# [Description of the task]
Work through the material below and count the lines holding the word "name"; give that count and nothing more.

# [Provided information]
* begin *
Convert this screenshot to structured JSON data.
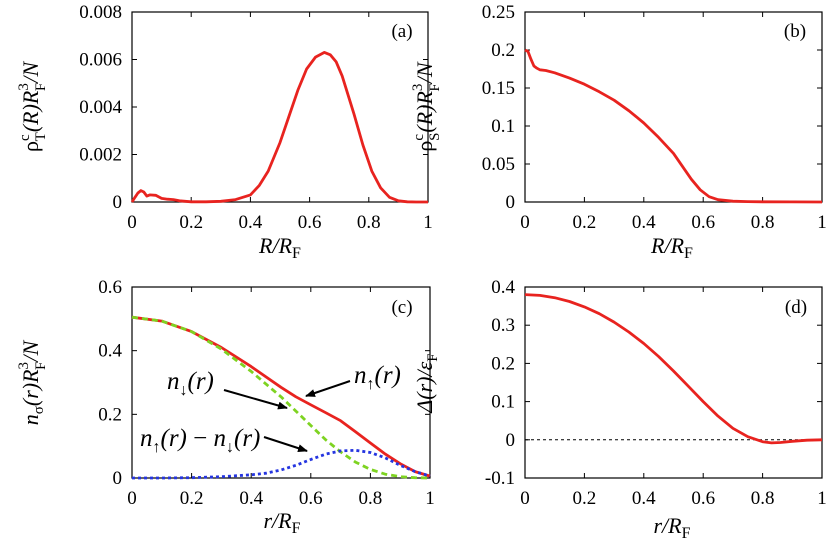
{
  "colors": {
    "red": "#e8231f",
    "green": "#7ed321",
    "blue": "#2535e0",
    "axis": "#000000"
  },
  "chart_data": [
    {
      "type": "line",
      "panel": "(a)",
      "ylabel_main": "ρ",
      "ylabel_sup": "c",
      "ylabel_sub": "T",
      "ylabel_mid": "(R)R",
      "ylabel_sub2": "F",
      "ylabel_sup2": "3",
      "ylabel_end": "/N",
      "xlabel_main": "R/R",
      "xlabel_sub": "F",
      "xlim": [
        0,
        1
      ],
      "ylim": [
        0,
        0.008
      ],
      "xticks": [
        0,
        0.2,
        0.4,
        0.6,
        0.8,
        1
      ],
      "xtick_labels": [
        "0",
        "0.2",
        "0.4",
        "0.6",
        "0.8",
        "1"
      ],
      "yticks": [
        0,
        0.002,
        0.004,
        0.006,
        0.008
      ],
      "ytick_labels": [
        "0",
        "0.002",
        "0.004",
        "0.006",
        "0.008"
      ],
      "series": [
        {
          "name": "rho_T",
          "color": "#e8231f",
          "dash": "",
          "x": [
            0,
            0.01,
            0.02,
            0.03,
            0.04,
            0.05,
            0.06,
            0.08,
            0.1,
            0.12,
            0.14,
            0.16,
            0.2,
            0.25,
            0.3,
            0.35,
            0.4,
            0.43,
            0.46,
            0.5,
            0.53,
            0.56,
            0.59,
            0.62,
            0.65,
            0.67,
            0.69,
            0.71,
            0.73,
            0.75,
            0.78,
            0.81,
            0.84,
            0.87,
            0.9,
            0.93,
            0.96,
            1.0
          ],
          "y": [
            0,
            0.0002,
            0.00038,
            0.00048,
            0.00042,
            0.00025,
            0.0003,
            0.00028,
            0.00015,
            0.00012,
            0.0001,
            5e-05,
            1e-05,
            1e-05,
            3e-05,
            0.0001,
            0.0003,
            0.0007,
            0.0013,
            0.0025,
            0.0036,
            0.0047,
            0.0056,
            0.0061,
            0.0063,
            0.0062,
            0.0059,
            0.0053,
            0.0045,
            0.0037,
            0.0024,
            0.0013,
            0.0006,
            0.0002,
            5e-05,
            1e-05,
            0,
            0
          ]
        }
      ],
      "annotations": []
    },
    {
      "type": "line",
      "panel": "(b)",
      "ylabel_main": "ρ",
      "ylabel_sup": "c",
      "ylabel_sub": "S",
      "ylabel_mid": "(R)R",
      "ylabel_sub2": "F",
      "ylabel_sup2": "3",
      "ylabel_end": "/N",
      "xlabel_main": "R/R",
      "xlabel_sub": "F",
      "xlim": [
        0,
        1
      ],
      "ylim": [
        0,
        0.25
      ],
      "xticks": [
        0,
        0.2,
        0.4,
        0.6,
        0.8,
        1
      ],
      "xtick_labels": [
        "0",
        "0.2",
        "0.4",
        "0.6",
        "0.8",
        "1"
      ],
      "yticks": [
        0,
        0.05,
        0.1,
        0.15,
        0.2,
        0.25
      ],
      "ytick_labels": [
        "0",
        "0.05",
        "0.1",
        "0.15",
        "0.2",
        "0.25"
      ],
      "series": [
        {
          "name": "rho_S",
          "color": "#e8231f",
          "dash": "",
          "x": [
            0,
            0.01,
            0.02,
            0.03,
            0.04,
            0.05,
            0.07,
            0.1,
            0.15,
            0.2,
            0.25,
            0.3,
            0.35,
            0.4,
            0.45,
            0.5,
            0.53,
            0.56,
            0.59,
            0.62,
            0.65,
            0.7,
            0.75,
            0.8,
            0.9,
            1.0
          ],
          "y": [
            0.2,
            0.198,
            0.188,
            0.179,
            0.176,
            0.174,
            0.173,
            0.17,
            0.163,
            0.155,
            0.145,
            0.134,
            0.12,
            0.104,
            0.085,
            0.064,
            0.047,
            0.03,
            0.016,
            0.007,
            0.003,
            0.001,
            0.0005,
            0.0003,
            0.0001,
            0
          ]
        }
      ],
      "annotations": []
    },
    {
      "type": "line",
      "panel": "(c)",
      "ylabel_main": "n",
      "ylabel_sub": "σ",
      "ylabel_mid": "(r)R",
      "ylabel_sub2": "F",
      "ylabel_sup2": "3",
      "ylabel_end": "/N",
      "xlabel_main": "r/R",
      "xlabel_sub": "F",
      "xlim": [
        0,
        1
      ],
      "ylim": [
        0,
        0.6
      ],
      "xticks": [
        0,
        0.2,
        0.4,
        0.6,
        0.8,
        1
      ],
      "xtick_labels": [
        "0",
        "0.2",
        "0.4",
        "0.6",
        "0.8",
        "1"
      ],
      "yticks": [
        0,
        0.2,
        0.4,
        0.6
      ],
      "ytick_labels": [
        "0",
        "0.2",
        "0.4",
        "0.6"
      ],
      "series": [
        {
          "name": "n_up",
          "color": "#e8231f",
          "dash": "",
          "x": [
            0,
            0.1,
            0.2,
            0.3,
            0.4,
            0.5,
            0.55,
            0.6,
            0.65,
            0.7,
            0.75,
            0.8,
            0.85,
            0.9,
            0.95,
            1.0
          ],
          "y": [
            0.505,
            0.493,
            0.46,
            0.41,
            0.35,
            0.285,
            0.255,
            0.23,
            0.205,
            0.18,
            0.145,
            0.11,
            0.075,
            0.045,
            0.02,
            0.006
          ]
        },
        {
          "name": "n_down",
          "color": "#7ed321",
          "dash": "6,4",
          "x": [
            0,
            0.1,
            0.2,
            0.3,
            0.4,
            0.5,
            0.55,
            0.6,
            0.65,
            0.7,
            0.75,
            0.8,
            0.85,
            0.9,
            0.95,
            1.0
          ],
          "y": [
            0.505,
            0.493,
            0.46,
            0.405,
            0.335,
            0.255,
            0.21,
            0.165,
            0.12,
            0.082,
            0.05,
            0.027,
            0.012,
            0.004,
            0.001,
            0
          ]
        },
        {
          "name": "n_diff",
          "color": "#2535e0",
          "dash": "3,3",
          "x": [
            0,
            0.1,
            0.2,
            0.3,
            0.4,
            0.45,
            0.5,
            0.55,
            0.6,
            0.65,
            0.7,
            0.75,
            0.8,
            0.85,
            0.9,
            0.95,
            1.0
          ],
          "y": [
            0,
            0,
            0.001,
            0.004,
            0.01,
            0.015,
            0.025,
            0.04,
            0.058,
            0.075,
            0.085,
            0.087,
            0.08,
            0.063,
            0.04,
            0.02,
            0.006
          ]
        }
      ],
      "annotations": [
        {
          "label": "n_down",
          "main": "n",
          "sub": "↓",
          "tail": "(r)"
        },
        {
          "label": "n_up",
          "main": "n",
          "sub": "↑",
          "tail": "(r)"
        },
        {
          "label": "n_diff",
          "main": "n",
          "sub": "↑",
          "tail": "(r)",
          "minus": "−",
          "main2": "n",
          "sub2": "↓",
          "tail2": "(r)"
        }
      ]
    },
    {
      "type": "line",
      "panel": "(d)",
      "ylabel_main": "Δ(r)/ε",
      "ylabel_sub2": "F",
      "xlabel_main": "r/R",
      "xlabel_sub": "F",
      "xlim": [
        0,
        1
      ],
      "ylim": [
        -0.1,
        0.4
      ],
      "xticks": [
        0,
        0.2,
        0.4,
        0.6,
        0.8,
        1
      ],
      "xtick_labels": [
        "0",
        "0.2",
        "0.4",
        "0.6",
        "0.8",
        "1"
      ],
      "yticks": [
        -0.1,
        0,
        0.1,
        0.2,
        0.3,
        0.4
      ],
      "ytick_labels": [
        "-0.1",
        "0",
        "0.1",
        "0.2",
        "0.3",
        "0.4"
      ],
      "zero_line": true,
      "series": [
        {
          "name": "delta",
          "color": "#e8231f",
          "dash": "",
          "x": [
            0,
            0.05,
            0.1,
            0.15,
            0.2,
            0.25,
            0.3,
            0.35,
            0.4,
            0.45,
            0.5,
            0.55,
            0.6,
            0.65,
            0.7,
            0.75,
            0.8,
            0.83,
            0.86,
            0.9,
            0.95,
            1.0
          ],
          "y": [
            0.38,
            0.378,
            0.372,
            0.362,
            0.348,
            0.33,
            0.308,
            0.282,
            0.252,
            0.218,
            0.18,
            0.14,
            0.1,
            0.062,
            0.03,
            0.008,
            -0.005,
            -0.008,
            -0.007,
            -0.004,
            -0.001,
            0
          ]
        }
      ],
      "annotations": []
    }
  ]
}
* end *
# [Solution to this task]
6